__WORK REQUIRED__
Show every line where "clients" occurs.
::: DATA FOR PROCESSING
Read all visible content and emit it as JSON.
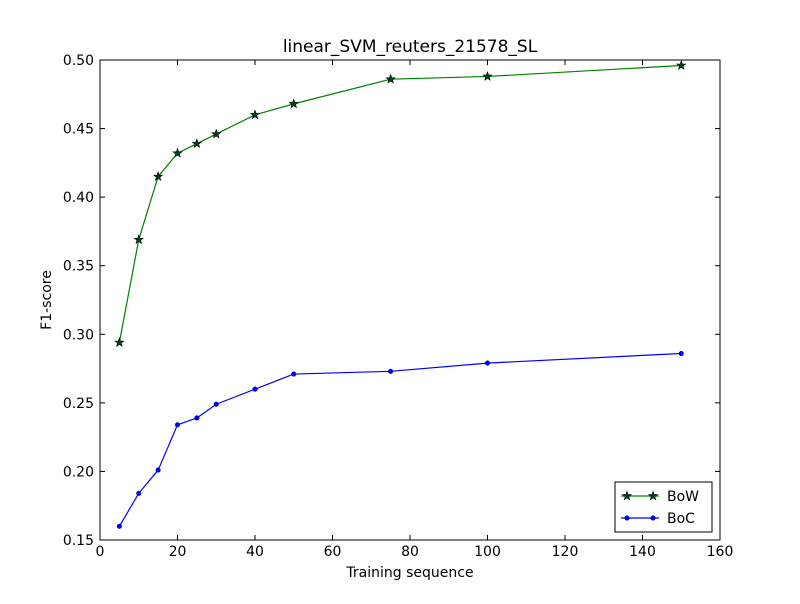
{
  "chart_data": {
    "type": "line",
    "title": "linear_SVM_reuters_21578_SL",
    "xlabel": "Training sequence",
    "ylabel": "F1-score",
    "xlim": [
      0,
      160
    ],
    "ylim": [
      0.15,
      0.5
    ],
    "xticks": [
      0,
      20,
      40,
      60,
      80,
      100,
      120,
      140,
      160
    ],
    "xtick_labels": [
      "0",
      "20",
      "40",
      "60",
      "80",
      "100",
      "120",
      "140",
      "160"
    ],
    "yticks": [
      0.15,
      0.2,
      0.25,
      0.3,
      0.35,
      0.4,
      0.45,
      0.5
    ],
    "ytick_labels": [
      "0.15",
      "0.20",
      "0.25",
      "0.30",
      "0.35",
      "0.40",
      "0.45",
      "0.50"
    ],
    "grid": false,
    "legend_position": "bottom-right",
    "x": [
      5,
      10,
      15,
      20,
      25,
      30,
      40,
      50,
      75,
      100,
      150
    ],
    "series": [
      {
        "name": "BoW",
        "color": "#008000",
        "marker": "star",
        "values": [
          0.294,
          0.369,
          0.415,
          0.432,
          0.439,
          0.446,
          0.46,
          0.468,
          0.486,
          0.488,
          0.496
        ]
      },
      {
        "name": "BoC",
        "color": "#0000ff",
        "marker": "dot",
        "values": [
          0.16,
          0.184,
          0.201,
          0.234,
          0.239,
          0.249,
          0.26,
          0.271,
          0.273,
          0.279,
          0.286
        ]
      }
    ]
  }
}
::::::
::: DATA FOR PROCESSING
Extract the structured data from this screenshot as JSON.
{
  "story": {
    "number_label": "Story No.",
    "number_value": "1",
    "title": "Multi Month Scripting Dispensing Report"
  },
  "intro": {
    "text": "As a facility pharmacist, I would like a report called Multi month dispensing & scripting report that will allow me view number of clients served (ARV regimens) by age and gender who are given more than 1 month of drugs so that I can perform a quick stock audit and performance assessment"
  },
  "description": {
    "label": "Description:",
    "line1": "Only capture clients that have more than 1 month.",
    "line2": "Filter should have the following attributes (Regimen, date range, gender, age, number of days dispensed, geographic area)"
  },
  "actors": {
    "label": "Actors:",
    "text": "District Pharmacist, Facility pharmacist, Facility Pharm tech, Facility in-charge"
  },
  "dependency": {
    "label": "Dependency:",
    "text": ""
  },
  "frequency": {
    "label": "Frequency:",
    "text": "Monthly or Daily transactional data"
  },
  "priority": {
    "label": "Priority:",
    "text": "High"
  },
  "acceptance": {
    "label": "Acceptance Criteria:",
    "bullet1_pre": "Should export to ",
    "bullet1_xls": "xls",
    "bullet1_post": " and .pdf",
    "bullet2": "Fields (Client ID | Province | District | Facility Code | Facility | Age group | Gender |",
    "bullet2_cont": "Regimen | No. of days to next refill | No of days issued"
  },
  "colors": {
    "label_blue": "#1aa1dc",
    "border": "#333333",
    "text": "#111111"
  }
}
::::::
::: DATA FOR PROCESSING
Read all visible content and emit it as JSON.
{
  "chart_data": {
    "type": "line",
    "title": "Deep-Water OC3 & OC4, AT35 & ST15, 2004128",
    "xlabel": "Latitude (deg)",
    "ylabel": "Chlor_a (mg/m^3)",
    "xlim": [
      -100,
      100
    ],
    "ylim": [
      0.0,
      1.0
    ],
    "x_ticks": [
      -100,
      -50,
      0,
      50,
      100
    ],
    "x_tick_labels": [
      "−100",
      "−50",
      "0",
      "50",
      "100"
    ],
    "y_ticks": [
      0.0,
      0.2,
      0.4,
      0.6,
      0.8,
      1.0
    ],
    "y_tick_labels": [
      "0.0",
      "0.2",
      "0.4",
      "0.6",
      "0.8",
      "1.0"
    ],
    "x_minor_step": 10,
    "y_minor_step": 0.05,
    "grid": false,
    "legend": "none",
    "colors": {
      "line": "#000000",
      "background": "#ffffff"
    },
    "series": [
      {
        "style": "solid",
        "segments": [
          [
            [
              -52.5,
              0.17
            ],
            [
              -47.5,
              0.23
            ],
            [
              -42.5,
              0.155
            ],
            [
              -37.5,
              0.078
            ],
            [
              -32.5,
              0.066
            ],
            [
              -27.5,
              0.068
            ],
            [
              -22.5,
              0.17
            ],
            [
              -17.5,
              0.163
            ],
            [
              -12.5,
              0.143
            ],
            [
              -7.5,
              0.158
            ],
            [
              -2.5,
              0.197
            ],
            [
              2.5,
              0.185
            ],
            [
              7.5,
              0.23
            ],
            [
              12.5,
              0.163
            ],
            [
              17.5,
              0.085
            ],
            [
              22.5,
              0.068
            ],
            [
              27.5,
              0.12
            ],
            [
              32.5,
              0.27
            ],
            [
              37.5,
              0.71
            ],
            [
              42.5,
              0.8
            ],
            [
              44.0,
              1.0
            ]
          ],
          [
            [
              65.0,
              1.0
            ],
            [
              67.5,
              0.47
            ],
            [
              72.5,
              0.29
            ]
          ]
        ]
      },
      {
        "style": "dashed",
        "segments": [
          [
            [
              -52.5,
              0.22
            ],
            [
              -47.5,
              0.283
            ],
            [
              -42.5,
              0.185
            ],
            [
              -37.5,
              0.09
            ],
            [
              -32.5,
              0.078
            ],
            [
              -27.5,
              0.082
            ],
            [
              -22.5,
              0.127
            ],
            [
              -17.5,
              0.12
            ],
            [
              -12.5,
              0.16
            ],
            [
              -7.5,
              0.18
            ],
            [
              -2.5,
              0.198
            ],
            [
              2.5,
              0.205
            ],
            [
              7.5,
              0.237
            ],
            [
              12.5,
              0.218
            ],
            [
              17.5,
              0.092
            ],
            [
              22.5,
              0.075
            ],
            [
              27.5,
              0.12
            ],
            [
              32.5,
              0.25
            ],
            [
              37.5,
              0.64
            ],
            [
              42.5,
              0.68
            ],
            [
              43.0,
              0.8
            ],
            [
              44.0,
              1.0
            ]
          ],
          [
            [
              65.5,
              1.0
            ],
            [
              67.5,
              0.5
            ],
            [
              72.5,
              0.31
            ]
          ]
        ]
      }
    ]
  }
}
::::::
__SOLUTION BELOW__
    "text": "As a facility pharmacist, I would like a report called Multi month dispensing & scripting report that will allow me view number of clients served (ARV regimens) by age and gender who are given more than 1 month of drugs so that I can perform a quick stock audit and performance assessment"
    "line1": "Only capture clients that have more than 1 month.",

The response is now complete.